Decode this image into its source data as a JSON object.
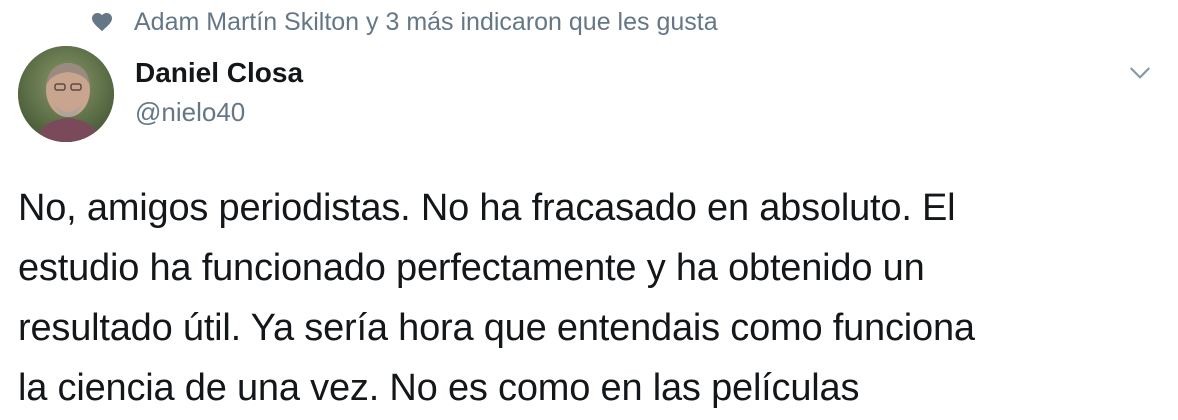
{
  "social_context": {
    "icon": "heart-icon",
    "text": "Adam Martín Skilton y 3 más indicaron que les gusta"
  },
  "author": {
    "avatar": "avatar",
    "display_name": "Daniel Closa",
    "handle": "@nielo40"
  },
  "menu": {
    "icon": "chevron-down-icon"
  },
  "tweet": {
    "text": "No, amigos periodistas. No ha fracasado en absoluto. El\nestudio ha funcionado perfectamente y ha obtenido un\nresultado útil. Ya sería hora que entendais como funciona\nla ciencia de una vez. No es como en las películas"
  },
  "colors": {
    "text_primary": "#14171a",
    "text_secondary": "#657786"
  }
}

+===+

### The task:
Reply with nothing but the number of lines that contain the word "icon".

### Response:
2